DIRECTIONS: Collect all lines below with the string "native".

TASK MATERIAL:
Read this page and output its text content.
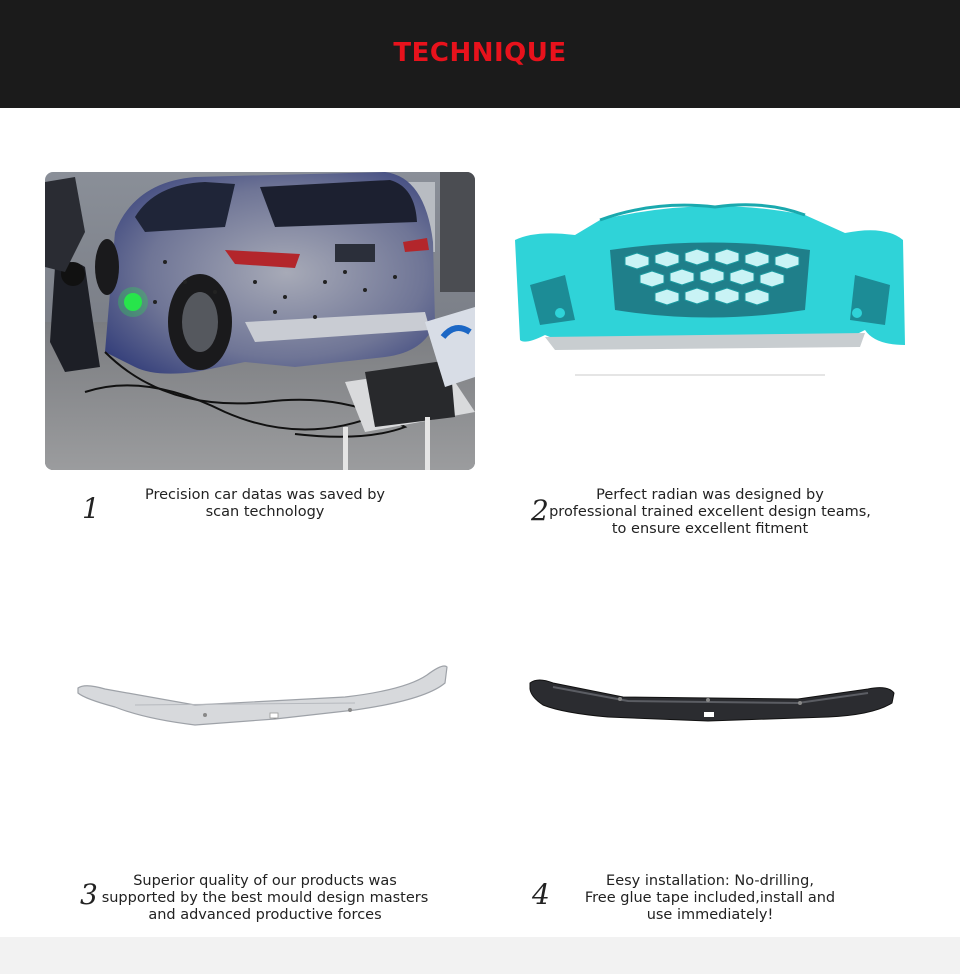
TECHNIQUE
1	2
3	4
Precision car datas was saved by
scan technology
Perfect radian was designed by
professional trained excellent design teams,
to ensure excellent fitment
Superior quality of our products was
supported by the best mould design masters
and advanced productive forces
Eesy installation: No-drilling,
Free glue tape included,install and
use immediately!
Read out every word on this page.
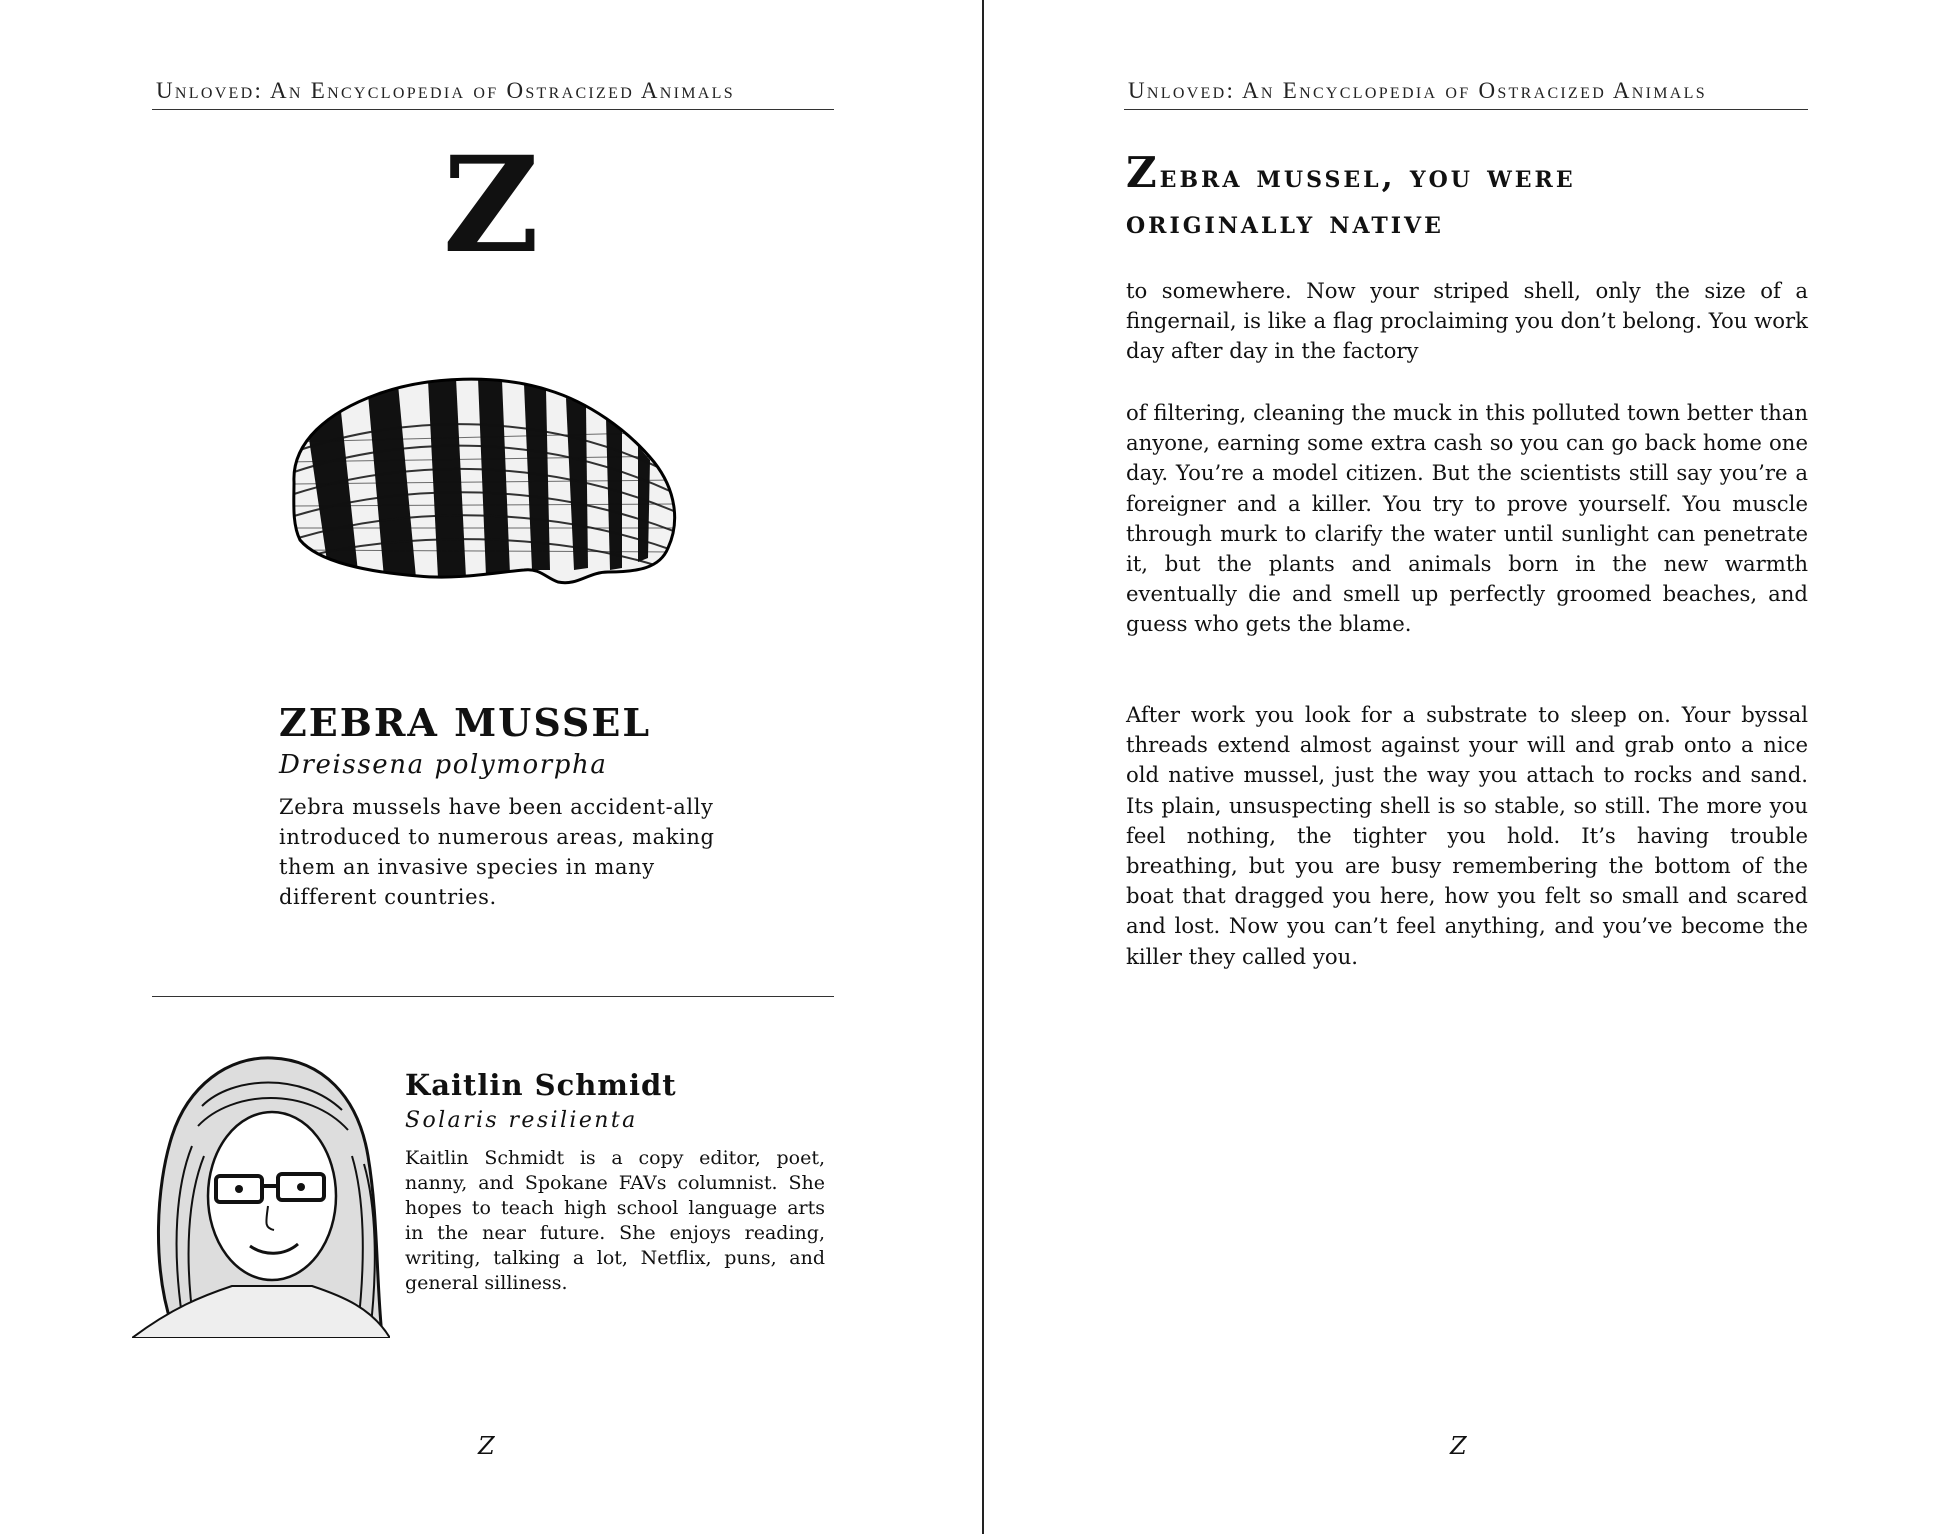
Unloved: An Encyclopedia of Ostracized Animals
Z
ZEBRA MUSSEL
Dreissena polymorpha
Zebra mussels have been accident-ally introduced to numerous areas, making them an invasive species in many different countries.
Kaitlin Schmidt
Solaris resilienta
Kaitlin Schmidt is a copy editor, poet, nanny, and Spokane FAVs columnist. She hopes to teach high school language arts in the near future. She enjoys reading, writing, talking a lot, Netflix, puns, and general silliness.
Z
Unloved: An Encyclopedia of Ostracized Animals
Zebra mussel, you were originally native
to somewhere. Now your striped shell, only the size of a fingernail, is like a flag proclaiming you don’t belong. You work day after day in the factory
of filtering, cleaning the muck in this polluted town better than anyone, earning some extra cash so you can go back home one day. You’re a model citizen. But the scientists still say you’re a foreigner and a killer. You try to prove yourself. You muscle through murk to clarify the water until sunlight can penetrate it, but the plants and animals born in the new warmth eventually die and smell up perfectly groomed beaches, and guess who gets the blame.
After work you look for a substrate to sleep on. Your byssal threads extend almost against your will and grab onto a nice old native mussel, just the way you attach to rocks and sand. Its plain, unsuspecting shell is so stable, so still. The more you feel nothing, the tighter you hold. It’s having trouble breathing, but you are busy remembering the bottom of the boat that dragged you here, how you felt so small and scared and lost. Now you can’t feel anything, and you’ve become the killer they called you.
Z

FINAL RESULT:
Zebra mussel, you were originally native
After work you look for a substrate to sleep on. Your byssal threads extend almost against your will and grab onto a nice old native mussel, just the way you attach to rocks and sand. Its plain, unsuspecting shell is so stable, so still. The more you feel nothing, the tighter you hold. It’s having trouble breathing, but you are busy remembering the bottom of the boat that dragged you here, how you felt so small and scared and lost. Now you can’t feel anything, and you’ve become the killer they called you.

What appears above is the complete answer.